Directions for this task: All entries are to be quoted exactly; the images stay out of the copy.

* begin *

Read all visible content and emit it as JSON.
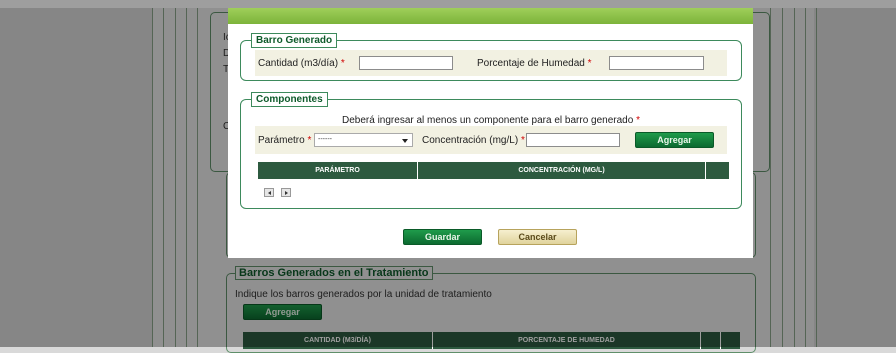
{
  "background": {
    "section_legend": "Barros Generados en el Tratamiento",
    "instruction": "Indique los barros generados por la unidad de tratamiento",
    "add_button": "Agregar",
    "table_headers": [
      "CANTIDAD (M3/DÍA)",
      "PORCENTAJE DE HUMEDAD"
    ],
    "left_letters": [
      "Ic",
      "D",
      "T",
      "C"
    ]
  },
  "modal": {
    "barro": {
      "legend": "Barro Generado",
      "cantidad_label": "Cantidad (m3/día)",
      "cantidad_value": "",
      "humedad_label": "Porcentaje de Humedad",
      "humedad_value": "",
      "required_mark": "*"
    },
    "componentes": {
      "legend": "Componentes",
      "notice": "Deberá ingresar al menos un componente para el barro generado",
      "parametro_label": "Parámetro",
      "parametro_selected": "------",
      "concentracion_label": "Concentración (mg/L)",
      "concentracion_value": "",
      "add_button": "Agregar",
      "table_headers": [
        "PARÁMETRO",
        "CONCENTRACIÓN (MG/L)"
      ]
    },
    "save_button": "Guardar",
    "cancel_button": "Cancelar"
  },
  "colors": {
    "accent_green": "#0c6a30",
    "header_green": "#2d5a3f",
    "bar_green": "#8cc044",
    "required_red": "#d00000"
  }
}
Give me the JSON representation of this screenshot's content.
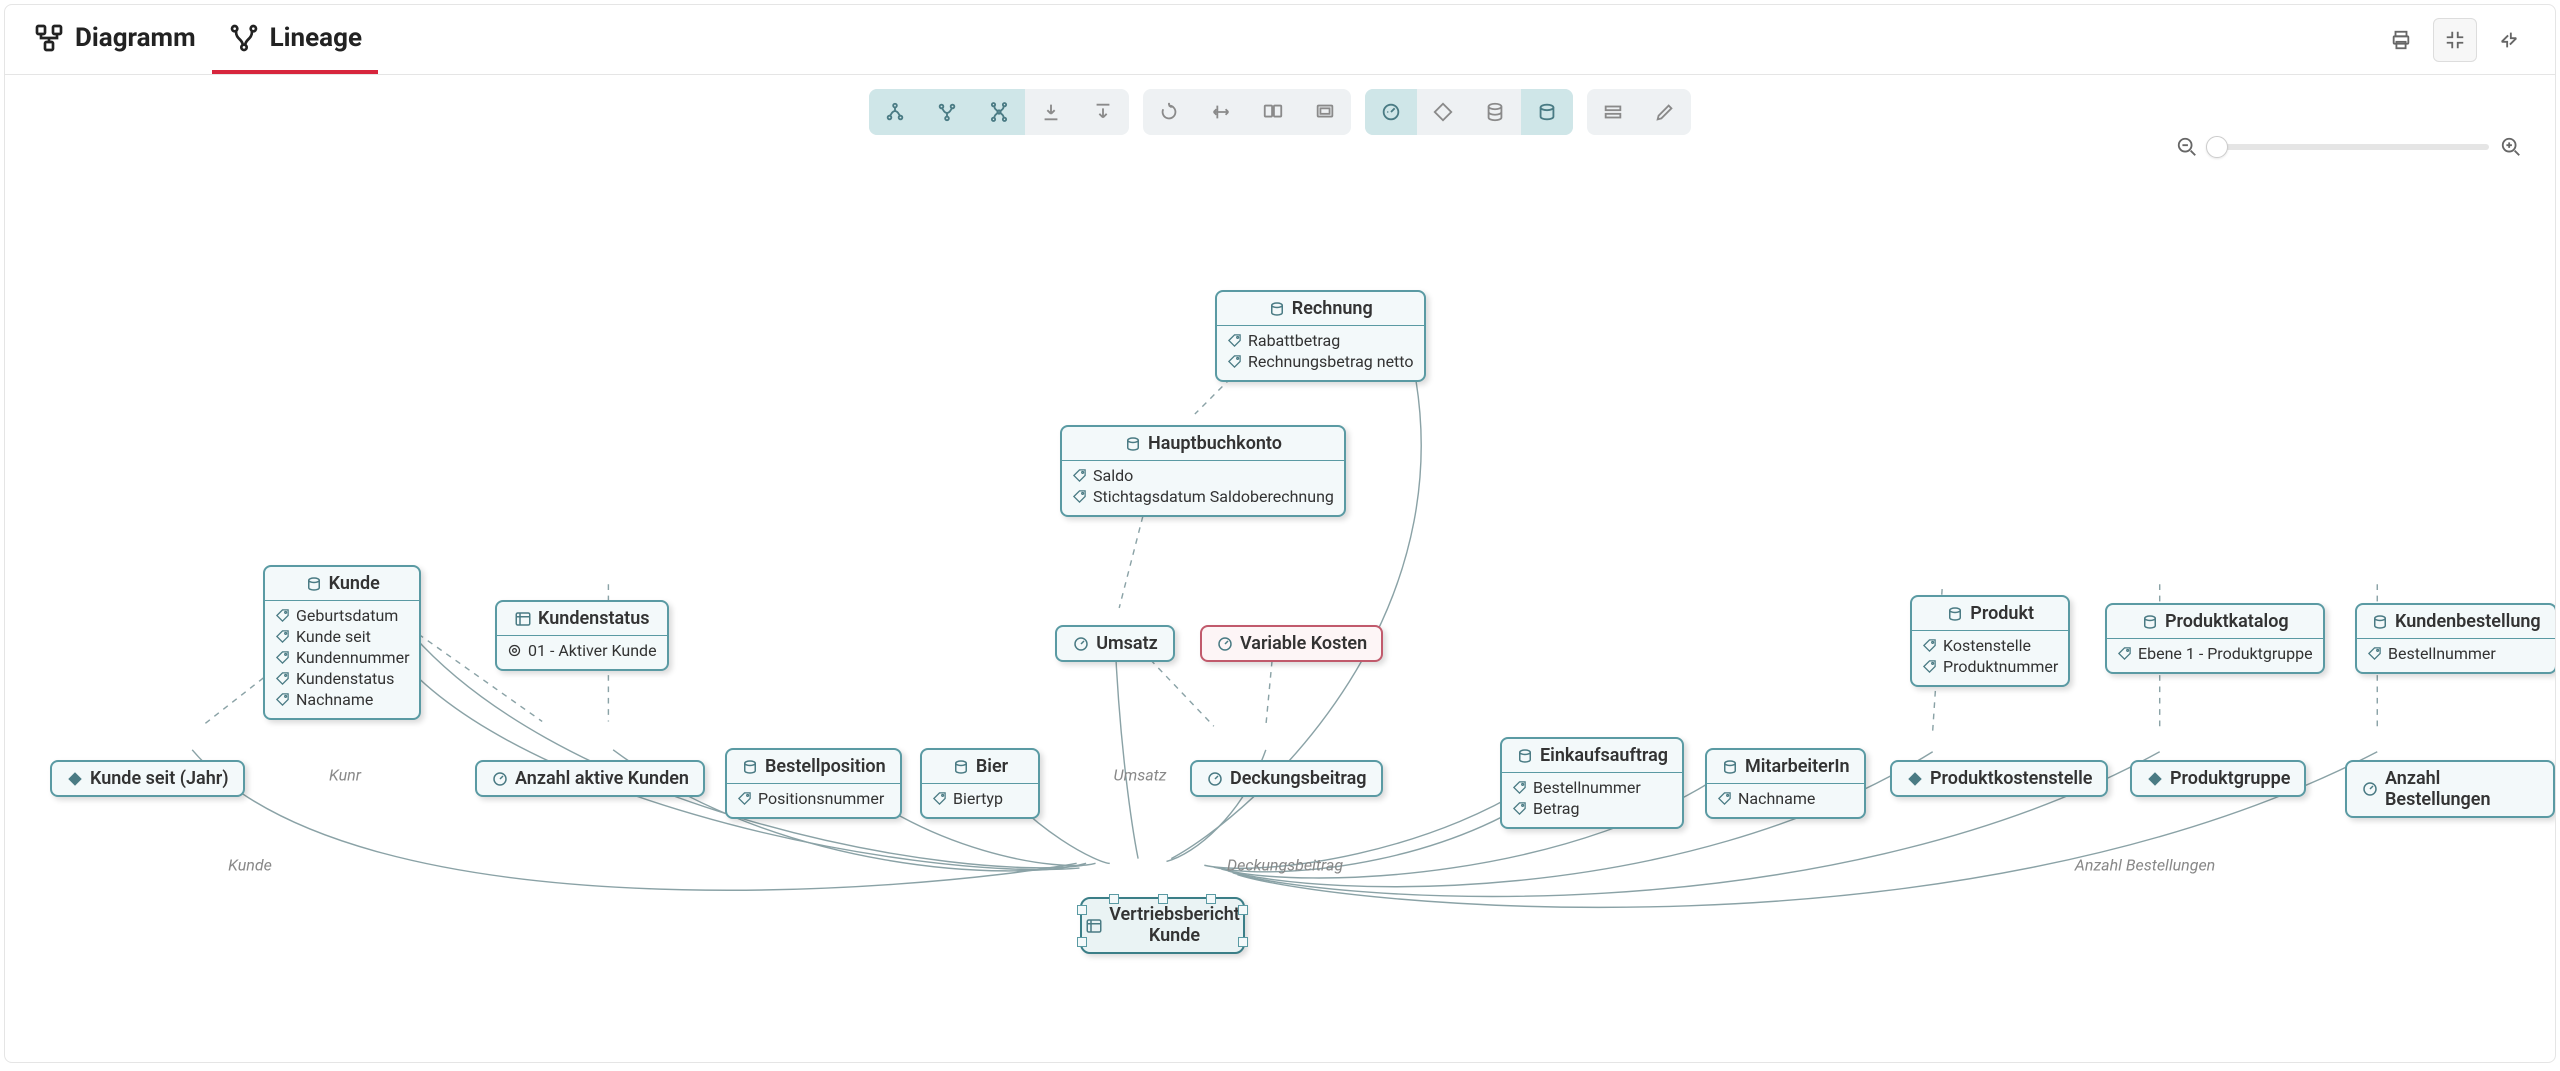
{
  "tabs": {
    "diagram": "Diagramm",
    "lineage": "Lineage"
  },
  "toolbar": {
    "group1": [
      "fork-up",
      "fork-down",
      "fork-both",
      "download",
      "download-top"
    ],
    "group2": [
      "rotate",
      "stretch",
      "screen-split",
      "screen-single"
    ],
    "group3": [
      "metric",
      "diamond",
      "db-stack",
      "entity"
    ],
    "group4": [
      "list-rows",
      "edit-pencil"
    ]
  },
  "nodes": {
    "rechnung": {
      "title": "Rechnung",
      "attrs": [
        "Rabattbetrag",
        "Rechnungsbetrag netto"
      ]
    },
    "hauptbuchkonto": {
      "title": "Hauptbuchkonto",
      "attrs": [
        "Saldo",
        "Stichtagsdatum Saldoberechnung"
      ]
    },
    "kunde": {
      "title": "Kunde",
      "attrs": [
        "Geburtsdatum",
        "Kunde seit",
        "Kundennummer",
        "Kundenstatus",
        "Nachname"
      ]
    },
    "kundenstatus": {
      "title": "Kundenstatus",
      "attrs": [
        "01 - Aktiver Kunde"
      ]
    },
    "umsatz": {
      "title": "Umsatz"
    },
    "variable_kosten": {
      "title": "Variable Kosten"
    },
    "kunde_seit_jahr": {
      "title": "Kunde seit (Jahr)"
    },
    "anzahl_aktive_kunden": {
      "title": "Anzahl aktive Kunden"
    },
    "bestellposition": {
      "title": "Bestellposition",
      "attrs": [
        "Positionsnummer"
      ]
    },
    "bier": {
      "title": "Bier",
      "attrs": [
        "Biertyp"
      ]
    },
    "deckungsbeitrag": {
      "title": "Deckungsbeitrag"
    },
    "einkaufsauftrag": {
      "title": "Einkaufsauftrag",
      "attrs": [
        "Bestellnummer",
        "Betrag"
      ]
    },
    "mitarbeiterin": {
      "title": "MitarbeiterIn",
      "attrs": [
        "Nachname"
      ]
    },
    "produkt": {
      "title": "Produkt",
      "attrs": [
        "Kostenstelle",
        "Produktnummer"
      ]
    },
    "produktkatalog": {
      "title": "Produktkatalog",
      "attrs": [
        "Ebene 1 - Produktgruppe"
      ]
    },
    "kundenbestellung": {
      "title": "Kundenbestellung",
      "attrs": [
        "Bestellnummer"
      ]
    },
    "produktkostenstelle": {
      "title": "Produktkostenstelle"
    },
    "produktgruppe": {
      "title": "Produktgruppe"
    },
    "anzahl_bestellungen": {
      "title": "Anzahl Bestellungen"
    },
    "target": {
      "line1": "Vertriebsbericht",
      "line2": "Kunde"
    }
  },
  "edge_labels": {
    "kunr": "Kunr",
    "kunde": "Kunde",
    "umsatz": "Umsatz",
    "deckungsbeitrag": "Deckungsbeitrag",
    "anzahl_bestellungen": "Anzahl Bestellungen"
  }
}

* end *

Task output:
Read all visible content and emit it as JSON.
{
  "background": {
    "section_legend": "Barros Generados en el Tratamiento",
    "instruction": "Indique los barros generados por la unidad de tratamiento",
    "add_button": "Agregar",
    "table_headers": [
      "CANTIDAD (M3/DÍA)",
      "PORCENTAJE DE HUMEDAD"
    ],
    "left_letters": [
      "Ic",
      "D",
      "T",
      "C"
    ]
  },
  "modal": {
    "barro": {
      "legend": "Barro Generado",
      "cantidad_label": "Cantidad (m3/día)",
      "cantidad_value": "",
      "humedad_label": "Porcentaje de Humedad",
      "humedad_value": "",
      "required_mark": "*"
    },
    "componentes": {
      "legend": "Componentes",
      "notice": "Deberá ingresar al menos un componente para el barro generado",
      "parametro_label": "Parámetro",
      "parametro_selected": "------",
      "concentracion_label": "Concentración (mg/L)",
      "concentracion_value": "",
      "add_button": "Agregar",
      "table_headers": [
        "PARÁMETRO",
        "CONCENTRACIÓN (MG/L)"
      ]
    },
    "save_button": "Guardar",
    "cancel_button": "Cancelar"
  },
  "colors": {
    "accent_green": "#0c6a30",
    "header_green": "#2d5a3f",
    "bar_green": "#8cc044",
    "required_red": "#d00000"
  }
}
Give me the JSON representation of this screenshot's content.
{
  "tabs": {
    "diagram": "Diagramm",
    "lineage": "Lineage"
  },
  "toolbar": {
    "group1": [
      "fork-up",
      "fork-down",
      "fork-both",
      "download",
      "download-top"
    ],
    "group2": [
      "rotate",
      "stretch",
      "screen-split",
      "screen-single"
    ],
    "group3": [
      "metric",
      "diamond",
      "db-stack",
      "entity"
    ],
    "group4": [
      "list-rows",
      "edit-pencil"
    ]
  },
  "nodes": {
    "rechnung": {
      "title": "Rechnung",
      "attrs": [
        "Rabattbetrag",
        "Rechnungsbetrag netto"
      ]
    },
    "hauptbuchkonto": {
      "title": "Hauptbuchkonto",
      "attrs": [
        "Saldo",
        "Stichtagsdatum Saldoberechnung"
      ]
    },
    "kunde": {
      "title": "Kunde",
      "attrs": [
        "Geburtsdatum",
        "Kunde seit",
        "Kundennummer",
        "Kundenstatus",
        "Nachname"
      ]
    },
    "kundenstatus": {
      "title": "Kundenstatus",
      "attrs": [
        "01 - Aktiver Kunde"
      ]
    },
    "umsatz": {
      "title": "Umsatz"
    },
    "variable_kosten": {
      "title": "Variable Kosten"
    },
    "kunde_seit_jahr": {
      "title": "Kunde seit (Jahr)"
    },
    "anzahl_aktive_kunden": {
      "title": "Anzahl aktive Kunden"
    },
    "bestellposition": {
      "title": "Bestellposition",
      "attrs": [
        "Positionsnummer"
      ]
    },
    "bier": {
      "title": "Bier",
      "attrs": [
        "Biertyp"
      ]
    },
    "deckungsbeitrag": {
      "title": "Deckungsbeitrag"
    },
    "einkaufsauftrag": {
      "title": "Einkaufsauftrag",
      "attrs": [
        "Bestellnummer",
        "Betrag"
      ]
    },
    "mitarbeiterin": {
      "title": "MitarbeiterIn",
      "attrs": [
        "Nachname"
      ]
    },
    "produkt": {
      "title": "Produkt",
      "attrs": [
        "Kostenstelle",
        "Produktnummer"
      ]
    },
    "produktkatalog": {
      "title": "Produktkatalog",
      "attrs": [
        "Ebene 1 - Produktgruppe"
      ]
    },
    "kundenbestellung": {
      "title": "Kundenbestellung",
      "attrs": [
        "Bestellnummer"
      ]
    },
    "produktkostenstelle": {
      "title": "Produktkostenstelle"
    },
    "produktgruppe": {
      "title": "Produktgruppe"
    },
    "anzahl_bestellungen": {
      "title": "Anzahl Bestellungen"
    },
    "target": {
      "line1": "Vertriebsbericht",
      "line2": "Kunde"
    }
  },
  "edge_labels": {
    "kunr": "Kunr",
    "kunde": "Kunde",
    "umsatz": "Umsatz",
    "deckungsbeitrag": "Deckungsbeitrag",
    "anzahl_bestellungen": "Anzahl Bestellungen"
  }
}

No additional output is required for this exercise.